_Task goal_
Below are the records; reproduce all of them exactly but without any images.

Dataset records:
= = = = =

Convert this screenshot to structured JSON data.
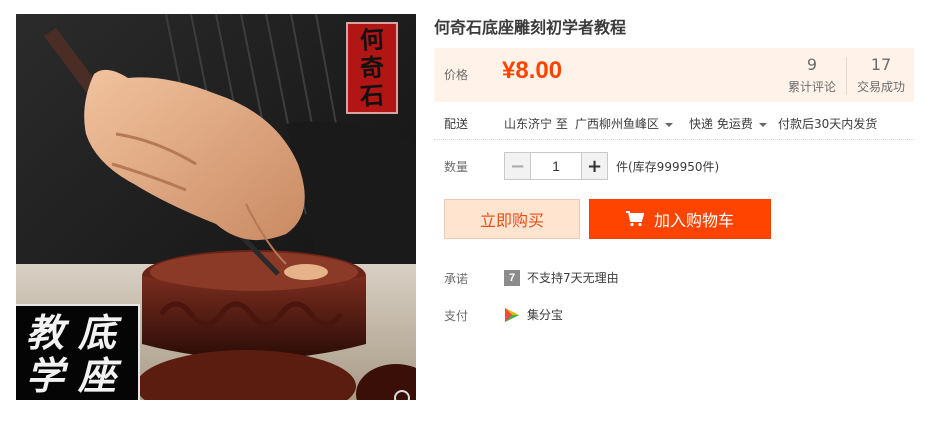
{
  "product": {
    "title": "何奇石底座雕刻初学者教程",
    "image": {
      "seal_top_chars": [
        "何",
        "奇",
        "石"
      ],
      "seal_bottom_chars": [
        "教",
        "底",
        "学",
        "座"
      ]
    }
  },
  "price": {
    "label": "价格",
    "value": "¥8.00",
    "reviews_count": "9",
    "reviews_label": "累计评论",
    "deals_count": "17",
    "deals_label": "交易成功"
  },
  "shipping": {
    "label": "配送",
    "from": "山东济宁 至",
    "to": "广西柳州鱼峰区",
    "method": "快递 免运费",
    "note": "付款后30天内发货"
  },
  "quantity": {
    "label": "数量",
    "value": "1",
    "minus": "−",
    "plus": "+",
    "stock": "件(库存999950件)"
  },
  "actions": {
    "buy_now": "立即购买",
    "add_to_cart": "加入购物车"
  },
  "promise": {
    "label": "承诺",
    "icon_glyph": "7",
    "text": "不支持7天无理由"
  },
  "payment": {
    "label": "支付",
    "text": "集分宝"
  },
  "colors": {
    "accent": "#ff4400",
    "price_bg": "#fff2e8",
    "buy_bg": "#ffe4d0"
  }
}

= = = = =

_Output of the exercise_
Convert this screenshot to structured JSON data.
{
  "product": {
    "title": "何奇石底座雕刻初学者教程",
    "image": {
      "seal_top_chars": [
        "何",
        "奇",
        "石"
      ],
      "seal_bottom_chars": [
        "教",
        "底",
        "学",
        "座"
      ]
    }
  },
  "price": {
    "label": "价格",
    "value": "¥8.00",
    "reviews_count": "9",
    "reviews_label": "累计评论",
    "deals_count": "17",
    "deals_label": "交易成功"
  },
  "shipping": {
    "label": "配送",
    "from": "山东济宁 至",
    "to": "广西柳州鱼峰区",
    "method": "快递 免运费",
    "note": "付款后30天内发货"
  },
  "quantity": {
    "label": "数量",
    "value": "1",
    "minus": "−",
    "plus": "+",
    "stock": "件(库存999950件)"
  },
  "actions": {
    "buy_now": "立即购买",
    "add_to_cart": "加入购物车"
  },
  "promise": {
    "label": "承诺",
    "icon_glyph": "7",
    "text": "不支持7天无理由"
  },
  "payment": {
    "label": "支付",
    "text": "集分宝"
  },
  "colors": {
    "accent": "#ff4400",
    "price_bg": "#fff2e8",
    "buy_bg": "#ffe4d0"
  }
}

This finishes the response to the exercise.